→ Work to do
Write out the data again in full, exactly as it reads.

* START Supplied data *

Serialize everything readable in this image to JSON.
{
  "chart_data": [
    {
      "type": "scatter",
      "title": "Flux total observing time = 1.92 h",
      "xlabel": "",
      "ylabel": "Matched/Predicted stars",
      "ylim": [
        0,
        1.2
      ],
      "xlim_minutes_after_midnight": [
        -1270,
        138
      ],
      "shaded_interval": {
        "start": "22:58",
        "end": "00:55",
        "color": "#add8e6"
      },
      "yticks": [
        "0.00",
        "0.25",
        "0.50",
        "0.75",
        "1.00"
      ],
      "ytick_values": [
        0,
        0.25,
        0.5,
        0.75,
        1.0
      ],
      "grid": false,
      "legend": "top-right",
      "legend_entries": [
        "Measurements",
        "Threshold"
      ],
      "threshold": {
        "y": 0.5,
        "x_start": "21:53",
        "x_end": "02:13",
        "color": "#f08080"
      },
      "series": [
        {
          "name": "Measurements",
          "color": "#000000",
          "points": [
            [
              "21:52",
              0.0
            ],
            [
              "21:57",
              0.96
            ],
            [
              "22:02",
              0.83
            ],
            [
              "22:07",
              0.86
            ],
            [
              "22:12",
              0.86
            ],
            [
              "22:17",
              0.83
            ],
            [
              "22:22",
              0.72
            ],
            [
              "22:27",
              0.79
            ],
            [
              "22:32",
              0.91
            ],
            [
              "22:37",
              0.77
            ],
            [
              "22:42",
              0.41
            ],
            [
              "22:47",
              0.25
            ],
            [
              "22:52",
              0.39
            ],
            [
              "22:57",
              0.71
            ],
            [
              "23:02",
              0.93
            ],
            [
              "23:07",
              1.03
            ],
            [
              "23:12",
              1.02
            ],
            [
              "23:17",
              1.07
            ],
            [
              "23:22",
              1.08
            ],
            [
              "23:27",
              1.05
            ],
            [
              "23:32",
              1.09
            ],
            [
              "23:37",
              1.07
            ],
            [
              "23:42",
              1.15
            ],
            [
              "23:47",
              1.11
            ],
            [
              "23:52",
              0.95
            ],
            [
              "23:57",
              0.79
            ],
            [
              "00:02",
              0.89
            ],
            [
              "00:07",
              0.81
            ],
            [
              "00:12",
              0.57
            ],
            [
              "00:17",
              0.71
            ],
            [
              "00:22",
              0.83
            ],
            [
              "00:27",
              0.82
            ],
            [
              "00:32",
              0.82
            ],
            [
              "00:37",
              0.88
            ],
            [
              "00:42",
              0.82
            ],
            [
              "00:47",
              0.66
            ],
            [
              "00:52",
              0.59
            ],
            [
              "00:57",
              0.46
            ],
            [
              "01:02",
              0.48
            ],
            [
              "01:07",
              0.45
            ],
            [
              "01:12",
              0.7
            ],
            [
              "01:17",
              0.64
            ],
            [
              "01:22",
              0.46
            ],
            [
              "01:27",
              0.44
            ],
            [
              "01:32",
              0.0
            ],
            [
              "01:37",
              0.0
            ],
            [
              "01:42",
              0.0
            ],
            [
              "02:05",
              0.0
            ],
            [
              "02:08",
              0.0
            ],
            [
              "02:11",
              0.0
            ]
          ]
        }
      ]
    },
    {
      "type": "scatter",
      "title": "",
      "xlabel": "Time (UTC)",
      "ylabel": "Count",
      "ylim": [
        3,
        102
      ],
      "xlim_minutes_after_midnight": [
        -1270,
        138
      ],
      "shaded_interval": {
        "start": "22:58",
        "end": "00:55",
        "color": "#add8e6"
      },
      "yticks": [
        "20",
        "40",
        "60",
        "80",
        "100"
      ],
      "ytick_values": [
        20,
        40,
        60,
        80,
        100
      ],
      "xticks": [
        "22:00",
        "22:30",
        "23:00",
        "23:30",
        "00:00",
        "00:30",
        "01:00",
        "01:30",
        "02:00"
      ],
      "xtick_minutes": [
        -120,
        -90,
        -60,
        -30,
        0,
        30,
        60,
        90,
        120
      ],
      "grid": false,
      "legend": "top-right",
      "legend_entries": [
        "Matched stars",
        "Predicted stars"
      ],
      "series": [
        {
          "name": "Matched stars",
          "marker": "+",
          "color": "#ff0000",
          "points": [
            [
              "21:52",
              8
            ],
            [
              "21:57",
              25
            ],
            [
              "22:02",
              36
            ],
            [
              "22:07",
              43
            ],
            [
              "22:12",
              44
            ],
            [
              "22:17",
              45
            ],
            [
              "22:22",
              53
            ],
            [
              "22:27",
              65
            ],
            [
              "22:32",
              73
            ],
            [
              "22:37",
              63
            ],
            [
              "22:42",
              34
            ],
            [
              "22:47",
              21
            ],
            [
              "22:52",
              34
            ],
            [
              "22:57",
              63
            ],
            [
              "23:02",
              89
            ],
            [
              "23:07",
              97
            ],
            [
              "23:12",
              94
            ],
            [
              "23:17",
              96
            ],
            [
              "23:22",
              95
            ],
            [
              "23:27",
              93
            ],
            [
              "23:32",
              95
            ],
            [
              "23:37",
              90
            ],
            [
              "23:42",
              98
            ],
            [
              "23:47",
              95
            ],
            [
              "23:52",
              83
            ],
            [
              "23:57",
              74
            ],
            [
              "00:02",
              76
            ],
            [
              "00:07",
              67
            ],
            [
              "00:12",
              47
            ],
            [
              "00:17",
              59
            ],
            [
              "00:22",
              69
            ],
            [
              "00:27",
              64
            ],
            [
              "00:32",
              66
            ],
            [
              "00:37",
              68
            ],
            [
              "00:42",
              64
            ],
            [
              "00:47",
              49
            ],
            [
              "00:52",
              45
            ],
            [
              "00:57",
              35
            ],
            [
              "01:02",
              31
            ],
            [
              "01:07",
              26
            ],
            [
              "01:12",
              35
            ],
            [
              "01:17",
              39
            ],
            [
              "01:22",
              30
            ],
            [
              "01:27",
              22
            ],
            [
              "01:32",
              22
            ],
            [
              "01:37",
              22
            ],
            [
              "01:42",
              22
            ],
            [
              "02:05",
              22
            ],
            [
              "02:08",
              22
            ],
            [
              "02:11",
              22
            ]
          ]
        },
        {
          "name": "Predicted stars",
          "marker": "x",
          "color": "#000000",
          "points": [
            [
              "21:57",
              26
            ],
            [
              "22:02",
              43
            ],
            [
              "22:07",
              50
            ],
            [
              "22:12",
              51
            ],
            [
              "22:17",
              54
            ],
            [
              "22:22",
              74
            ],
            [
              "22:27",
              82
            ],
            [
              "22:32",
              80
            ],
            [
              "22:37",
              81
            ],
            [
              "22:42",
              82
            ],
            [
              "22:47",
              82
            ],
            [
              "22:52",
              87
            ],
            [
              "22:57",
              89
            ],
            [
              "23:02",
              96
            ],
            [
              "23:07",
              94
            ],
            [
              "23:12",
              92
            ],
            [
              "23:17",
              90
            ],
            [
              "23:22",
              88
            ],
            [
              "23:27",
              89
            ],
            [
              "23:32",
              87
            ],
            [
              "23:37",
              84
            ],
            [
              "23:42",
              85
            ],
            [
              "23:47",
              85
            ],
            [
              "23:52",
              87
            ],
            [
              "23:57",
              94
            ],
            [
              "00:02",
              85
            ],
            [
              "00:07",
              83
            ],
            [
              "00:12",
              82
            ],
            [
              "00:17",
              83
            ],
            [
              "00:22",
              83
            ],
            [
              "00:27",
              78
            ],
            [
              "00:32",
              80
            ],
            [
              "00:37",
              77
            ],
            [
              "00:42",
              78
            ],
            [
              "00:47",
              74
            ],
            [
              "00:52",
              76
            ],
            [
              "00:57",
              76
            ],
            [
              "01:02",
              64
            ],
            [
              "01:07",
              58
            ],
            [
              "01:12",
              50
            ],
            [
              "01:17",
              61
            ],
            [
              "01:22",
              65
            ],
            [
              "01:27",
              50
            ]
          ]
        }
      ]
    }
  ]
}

* END Supplied data *

→ Answer to the problem
Serialize everything readable in this image to JSON.
{
  "chart_data": [
    {
      "type": "scatter",
      "title": "Flux total observing time = 1.92 h",
      "xlabel": "",
      "ylabel": "Matched/Predicted stars",
      "ylim": [
        0,
        1.2
      ],
      "xlim_minutes_after_midnight": [
        -1270,
        138
      ],
      "shaded_interval": {
        "start": "22:58",
        "end": "00:55",
        "color": "#add8e6"
      },
      "yticks": [
        "0.00",
        "0.25",
        "0.50",
        "0.75",
        "1.00"
      ],
      "ytick_values": [
        0,
        0.25,
        0.5,
        0.75,
        1.0
      ],
      "grid": false,
      "legend": "top-right",
      "legend_entries": [
        "Measurements",
        "Threshold"
      ],
      "threshold": {
        "y": 0.5,
        "x_start": "21:53",
        "x_end": "02:13",
        "color": "#f08080"
      },
      "series": [
        {
          "name": "Measurements",
          "color": "#000000",
          "points": [
            [
              "21:52",
              0.0
            ],
            [
              "21:57",
              0.96
            ],
            [
              "22:02",
              0.83
            ],
            [
              "22:07",
              0.86
            ],
            [
              "22:12",
              0.86
            ],
            [
              "22:17",
              0.83
            ],
            [
              "22:22",
              0.72
            ],
            [
              "22:27",
              0.79
            ],
            [
              "22:32",
              0.91
            ],
            [
              "22:37",
              0.77
            ],
            [
              "22:42",
              0.41
            ],
            [
              "22:47",
              0.25
            ],
            [
              "22:52",
              0.39
            ],
            [
              "22:57",
              0.71
            ],
            [
              "23:02",
              0.93
            ],
            [
              "23:07",
              1.03
            ],
            [
              "23:12",
              1.02
            ],
            [
              "23:17",
              1.07
            ],
            [
              "23:22",
              1.08
            ],
            [
              "23:27",
              1.05
            ],
            [
              "23:32",
              1.09
            ],
            [
              "23:37",
              1.07
            ],
            [
              "23:42",
              1.15
            ],
            [
              "23:47",
              1.11
            ],
            [
              "23:52",
              0.95
            ],
            [
              "23:57",
              0.79
            ],
            [
              "00:02",
              0.89
            ],
            [
              "00:07",
              0.81
            ],
            [
              "00:12",
              0.57
            ],
            [
              "00:17",
              0.71
            ],
            [
              "00:22",
              0.83
            ],
            [
              "00:27",
              0.82
            ],
            [
              "00:32",
              0.82
            ],
            [
              "00:37",
              0.88
            ],
            [
              "00:42",
              0.82
            ],
            [
              "00:47",
              0.66
            ],
            [
              "00:52",
              0.59
            ],
            [
              "00:57",
              0.46
            ],
            [
              "01:02",
              0.48
            ],
            [
              "01:07",
              0.45
            ],
            [
              "01:12",
              0.7
            ],
            [
              "01:17",
              0.64
            ],
            [
              "01:22",
              0.46
            ],
            [
              "01:27",
              0.44
            ],
            [
              "01:32",
              0.0
            ],
            [
              "01:37",
              0.0
            ],
            [
              "01:42",
              0.0
            ],
            [
              "02:05",
              0.0
            ],
            [
              "02:08",
              0.0
            ],
            [
              "02:11",
              0.0
            ]
          ]
        }
      ]
    },
    {
      "type": "scatter",
      "title": "",
      "xlabel": "Time (UTC)",
      "ylabel": "Count",
      "ylim": [
        3,
        102
      ],
      "xlim_minutes_after_midnight": [
        -1270,
        138
      ],
      "shaded_interval": {
        "start": "22:58",
        "end": "00:55",
        "color": "#add8e6"
      },
      "yticks": [
        "20",
        "40",
        "60",
        "80",
        "100"
      ],
      "ytick_values": [
        20,
        40,
        60,
        80,
        100
      ],
      "xticks": [
        "22:00",
        "22:30",
        "23:00",
        "23:30",
        "00:00",
        "00:30",
        "01:00",
        "01:30",
        "02:00"
      ],
      "xtick_minutes": [
        -120,
        -90,
        -60,
        -30,
        0,
        30,
        60,
        90,
        120
      ],
      "grid": false,
      "legend": "top-right",
      "legend_entries": [
        "Matched stars",
        "Predicted stars"
      ],
      "series": [
        {
          "name": "Matched stars",
          "marker": "+",
          "color": "#ff0000",
          "points": [
            [
              "21:52",
              8
            ],
            [
              "21:57",
              25
            ],
            [
              "22:02",
              36
            ],
            [
              "22:07",
              43
            ],
            [
              "22:12",
              44
            ],
            [
              "22:17",
              45
            ],
            [
              "22:22",
              53
            ],
            [
              "22:27",
              65
            ],
            [
              "22:32",
              73
            ],
            [
              "22:37",
              63
            ],
            [
              "22:42",
              34
            ],
            [
              "22:47",
              21
            ],
            [
              "22:52",
              34
            ],
            [
              "22:57",
              63
            ],
            [
              "23:02",
              89
            ],
            [
              "23:07",
              97
            ],
            [
              "23:12",
              94
            ],
            [
              "23:17",
              96
            ],
            [
              "23:22",
              95
            ],
            [
              "23:27",
              93
            ],
            [
              "23:32",
              95
            ],
            [
              "23:37",
              90
            ],
            [
              "23:42",
              98
            ],
            [
              "23:47",
              95
            ],
            [
              "23:52",
              83
            ],
            [
              "23:57",
              74
            ],
            [
              "00:02",
              76
            ],
            [
              "00:07",
              67
            ],
            [
              "00:12",
              47
            ],
            [
              "00:17",
              59
            ],
            [
              "00:22",
              69
            ],
            [
              "00:27",
              64
            ],
            [
              "00:32",
              66
            ],
            [
              "00:37",
              68
            ],
            [
              "00:42",
              64
            ],
            [
              "00:47",
              49
            ],
            [
              "00:52",
              45
            ],
            [
              "00:57",
              35
            ],
            [
              "01:02",
              31
            ],
            [
              "01:07",
              26
            ],
            [
              "01:12",
              35
            ],
            [
              "01:17",
              39
            ],
            [
              "01:22",
              30
            ],
            [
              "01:27",
              22
            ],
            [
              "01:32",
              22
            ],
            [
              "01:37",
              22
            ],
            [
              "01:42",
              22
            ],
            [
              "02:05",
              22
            ],
            [
              "02:08",
              22
            ],
            [
              "02:11",
              22
            ]
          ]
        },
        {
          "name": "Predicted stars",
          "marker": "x",
          "color": "#000000",
          "points": [
            [
              "21:57",
              26
            ],
            [
              "22:02",
              43
            ],
            [
              "22:07",
              50
            ],
            [
              "22:12",
              51
            ],
            [
              "22:17",
              54
            ],
            [
              "22:22",
              74
            ],
            [
              "22:27",
              82
            ],
            [
              "22:32",
              80
            ],
            [
              "22:37",
              81
            ],
            [
              "22:42",
              82
            ],
            [
              "22:47",
              82
            ],
            [
              "22:52",
              87
            ],
            [
              "22:57",
              89
            ],
            [
              "23:02",
              96
            ],
            [
              "23:07",
              94
            ],
            [
              "23:12",
              92
            ],
            [
              "23:17",
              90
            ],
            [
              "23:22",
              88
            ],
            [
              "23:27",
              89
            ],
            [
              "23:32",
              87
            ],
            [
              "23:37",
              84
            ],
            [
              "23:42",
              85
            ],
            [
              "23:47",
              85
            ],
            [
              "23:52",
              87
            ],
            [
              "23:57",
              94
            ],
            [
              "00:02",
              85
            ],
            [
              "00:07",
              83
            ],
            [
              "00:12",
              82
            ],
            [
              "00:17",
              83
            ],
            [
              "00:22",
              83
            ],
            [
              "00:27",
              78
            ],
            [
              "00:32",
              80
            ],
            [
              "00:37",
              77
            ],
            [
              "00:42",
              78
            ],
            [
              "00:47",
              74
            ],
            [
              "00:52",
              76
            ],
            [
              "00:57",
              76
            ],
            [
              "01:02",
              64
            ],
            [
              "01:07",
              58
            ],
            [
              "01:12",
              50
            ],
            [
              "01:17",
              61
            ],
            [
              "01:22",
              65
            ],
            [
              "01:27",
              50
            ]
          ]
        }
      ]
    }
  ]
}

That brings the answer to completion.